What this task involves: Would you write out the entries below, every one of them, exactly?

Supplied records:
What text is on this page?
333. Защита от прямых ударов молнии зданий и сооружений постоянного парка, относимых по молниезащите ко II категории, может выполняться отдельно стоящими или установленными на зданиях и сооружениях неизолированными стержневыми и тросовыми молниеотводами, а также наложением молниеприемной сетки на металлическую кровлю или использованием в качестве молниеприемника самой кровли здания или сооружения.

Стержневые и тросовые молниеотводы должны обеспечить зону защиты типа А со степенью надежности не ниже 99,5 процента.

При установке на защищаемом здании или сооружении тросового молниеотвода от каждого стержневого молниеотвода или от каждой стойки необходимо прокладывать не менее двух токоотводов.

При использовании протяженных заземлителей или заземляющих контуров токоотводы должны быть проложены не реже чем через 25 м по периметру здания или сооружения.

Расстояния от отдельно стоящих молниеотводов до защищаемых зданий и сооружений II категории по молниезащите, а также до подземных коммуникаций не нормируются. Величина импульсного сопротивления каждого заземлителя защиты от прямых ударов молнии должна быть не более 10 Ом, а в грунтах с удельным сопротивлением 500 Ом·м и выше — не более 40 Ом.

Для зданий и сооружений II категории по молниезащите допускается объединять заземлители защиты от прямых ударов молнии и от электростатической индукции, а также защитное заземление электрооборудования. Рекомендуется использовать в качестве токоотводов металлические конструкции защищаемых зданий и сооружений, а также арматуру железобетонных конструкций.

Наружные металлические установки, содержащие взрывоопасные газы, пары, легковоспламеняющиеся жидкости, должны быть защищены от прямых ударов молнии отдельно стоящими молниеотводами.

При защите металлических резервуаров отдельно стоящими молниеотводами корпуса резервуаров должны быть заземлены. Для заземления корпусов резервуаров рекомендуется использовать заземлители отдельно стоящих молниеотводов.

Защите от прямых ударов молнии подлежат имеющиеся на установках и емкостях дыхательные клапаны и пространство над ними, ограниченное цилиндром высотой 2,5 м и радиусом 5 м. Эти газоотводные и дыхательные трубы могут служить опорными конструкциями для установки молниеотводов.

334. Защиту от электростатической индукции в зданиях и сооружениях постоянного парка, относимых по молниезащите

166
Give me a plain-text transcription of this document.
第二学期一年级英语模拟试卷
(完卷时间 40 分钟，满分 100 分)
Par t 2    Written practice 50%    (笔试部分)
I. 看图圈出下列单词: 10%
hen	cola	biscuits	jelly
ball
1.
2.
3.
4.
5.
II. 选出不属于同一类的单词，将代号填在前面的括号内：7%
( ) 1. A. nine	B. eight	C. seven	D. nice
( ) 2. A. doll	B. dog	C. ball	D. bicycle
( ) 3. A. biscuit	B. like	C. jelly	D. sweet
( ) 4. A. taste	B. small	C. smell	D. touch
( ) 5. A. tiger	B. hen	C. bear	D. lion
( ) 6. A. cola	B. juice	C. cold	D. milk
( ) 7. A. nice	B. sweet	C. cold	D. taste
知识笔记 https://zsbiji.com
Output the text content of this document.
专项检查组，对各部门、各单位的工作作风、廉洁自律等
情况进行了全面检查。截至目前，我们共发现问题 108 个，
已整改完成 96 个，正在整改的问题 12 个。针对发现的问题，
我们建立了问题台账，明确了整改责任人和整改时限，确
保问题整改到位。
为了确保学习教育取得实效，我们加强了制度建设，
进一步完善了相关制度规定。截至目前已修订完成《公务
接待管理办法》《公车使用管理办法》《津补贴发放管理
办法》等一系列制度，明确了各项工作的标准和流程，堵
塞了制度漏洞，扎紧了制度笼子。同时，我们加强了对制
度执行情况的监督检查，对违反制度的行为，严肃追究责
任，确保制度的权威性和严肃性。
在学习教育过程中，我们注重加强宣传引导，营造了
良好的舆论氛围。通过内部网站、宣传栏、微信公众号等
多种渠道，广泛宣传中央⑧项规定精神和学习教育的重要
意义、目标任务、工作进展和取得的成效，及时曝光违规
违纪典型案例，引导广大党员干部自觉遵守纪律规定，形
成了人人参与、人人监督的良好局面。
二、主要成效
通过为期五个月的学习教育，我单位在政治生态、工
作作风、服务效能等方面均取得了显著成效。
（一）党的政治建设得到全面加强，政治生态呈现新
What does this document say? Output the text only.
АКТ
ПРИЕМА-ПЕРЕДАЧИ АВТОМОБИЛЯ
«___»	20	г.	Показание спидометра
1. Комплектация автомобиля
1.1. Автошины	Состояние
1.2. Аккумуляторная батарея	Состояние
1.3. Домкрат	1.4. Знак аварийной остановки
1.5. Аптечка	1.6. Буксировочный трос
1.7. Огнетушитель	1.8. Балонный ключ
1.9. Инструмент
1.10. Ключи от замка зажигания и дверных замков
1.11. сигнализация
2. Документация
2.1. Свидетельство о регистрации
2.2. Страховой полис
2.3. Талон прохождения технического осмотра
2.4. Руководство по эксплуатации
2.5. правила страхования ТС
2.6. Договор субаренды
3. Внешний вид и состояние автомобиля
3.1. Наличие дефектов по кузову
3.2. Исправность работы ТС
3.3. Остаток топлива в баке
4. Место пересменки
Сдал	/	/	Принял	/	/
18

Output below:
What text is on this page?
333. Защита от прямых ударов молнии зданий и сооружений постоянного парка, относимых по молниезащите ко II категории, может выполняться отдельно стоящими или установленными на зданиях и сооружениях неизолированными стержневыми и тросовыми молниеотводами, а также наложением молниеприемной сетки на металлическую кровлю или использованием в качестве молниеприемника самой кровли здания или сооружения.

Стержневые и тросовые молниеотводы должны обеспечить зону защиты типа А со степенью надежности не ниже 99,5 процента.

При установке на защищаемом здании или сооружении тросового молниеотвода от каждого стержневого молниеотвода или от каждой стойки необходимо прокладывать не менее двух токоотводов.

При использовании протяженных заземлителей или заземляющих контуров токоотводы должны быть проложены не реже чем через 25 м по периметру здания или сооружения.

Расстояния от отдельно стоящих молниеотводов до защищаемых зданий и сооружений II категории по молниезащите, а также до подземных коммуникаций не нормируются. Величина импульсного сопротивления каждого заземлителя защиты от прямых ударов молнии должна быть не более 10 Ом, а в грунтах с удельным сопротивлением 500 Ом·м и выше — не более 40 Ом.

Для зданий и сооружений II категории по молниезащите допускается объединять заземлители защиты от прямых ударов молнии и от электростатической индукции, а также защитное заземление электрооборудования. Рекомендуется использовать в качестве токоотводов металлические конструкции защищаемых зданий и сооружений, а также арматуру железобетонных конструкций.

Наружные металлические установки, содержащие взрывоопасные газы, пары, легковоспламеняющиеся жидкости, должны быть защищены от прямых ударов молнии отдельно стоящими молниеотводами.

При защите металлических резервуаров отдельно стоящими молниеотводами корпуса резервуаров должны быть заземлены. Для заземления корпусов резервуаров рекомендуется использовать заземлители отдельно стоящих молниеотводов.

Защите от прямых ударов молнии подлежат имеющиеся на установках и емкостях дыхательные клапаны и пространство над ними, ограниченное цилиндром высотой 2,5 м и радиусом 5 м. Эти газоотводные и дыхательные трубы могут служить опорными конструкциями для установки молниеотводов.

334. Защиту от электростатической индукции в зданиях и сооружениях постоянного парка, относимых по молниезащите

166
Give me a plain-text transcription of this document.
第二学期一年级英语模拟试卷
(完卷时间 40 分钟，满分 100 分)
Par t 2    Written practice 50%    (笔试部分)
I. 看图圈出下列单词: 10%
hen	cola	biscuits	jelly
ball
1.
2.
3.
4.
5.
II. 选出不属于同一类的单词，将代号填在前面的括号内：7%
( ) 1. A. nine	B. eight	C. seven	D. nice
( ) 2. A. doll	B. dog	C. ball	D. bicycle
( ) 3. A. biscuit	B. like	C. jelly	D. sweet
( ) 4. A. taste	B. small	C. smell	D. touch
( ) 5. A. tiger	B. hen	C. bear	D. lion
( ) 6. A. cola	B. juice	C. cold	D. milk
( ) 7. A. nice	B. sweet	C. cold	D. taste
知识笔记 https://zsbiji.com
Output the text content of this document.
专项检查组，对各部门、各单位的工作作风、廉洁自律等
情况进行了全面检查。截至目前，我们共发现问题 108 个，
已整改完成 96 个，正在整改的问题 12 个。针对发现的问题，
我们建立了问题台账，明确了整改责任人和整改时限，确
保问题整改到位。
为了确保学习教育取得实效，我们加强了制度建设，
进一步完善了相关制度规定。截至目前已修订完成《公务
接待管理办法》《公车使用管理办法》《津补贴发放管理
办法》等一系列制度，明确了各项工作的标准和流程，堵
塞了制度漏洞，扎紧了制度笼子。同时，我们加强了对制
度执行情况的监督检查，对违反制度的行为，严肃追究责
任，确保制度的权威性和严肃性。
在学习教育过程中，我们注重加强宣传引导，营造了
良好的舆论氛围。通过内部网站、宣传栏、微信公众号等
多种渠道，广泛宣传中央⑧项规定精神和学习教育的重要
意义、目标任务、工作进展和取得的成效，及时曝光违规
违纪典型案例，引导广大党员干部自觉遵守纪律规定，形
成了人人参与、人人监督的良好局面。
二、主要成效
通过为期五个月的学习教育，我单位在政治生态、工
作作风、服务效能等方面均取得了显著成效。
（一）党的政治建设得到全面加强，政治生态呈现新
What does this document say? Output the text only.
АКТ
ПРИЕМА-ПЕРЕДАЧИ АВТОМОБИЛЯ
«___»	20	г.	Показание спидометра
1. Комплектация автомобиля
1.1. Автошины	Состояние
1.2. Аккумуляторная батарея	Состояние
1.3. Домкрат	1.4. Знак аварийной остановки
1.5. Аптечка	1.6. Буксировочный трос
1.7. Огнетушитель	1.8. Балонный ключ
1.9. Инструмент
1.10. Ключи от замка зажигания и дверных замков
1.11. сигнализация
2. Документация
2.1. Свидетельство о регистрации
2.2. Страховой полис
2.3. Талон прохождения технического осмотра
2.4. Руководство по эксплуатации
2.5. правила страхования ТС
2.6. Договор субаренды
3. Внешний вид и состояние автомобиля
3.1. Наличие дефектов по кузову
3.2. Исправность работы ТС
3.3. Остаток топлива в баке
4. Место пересменки
Сдал	/	/	Принял	/	/
18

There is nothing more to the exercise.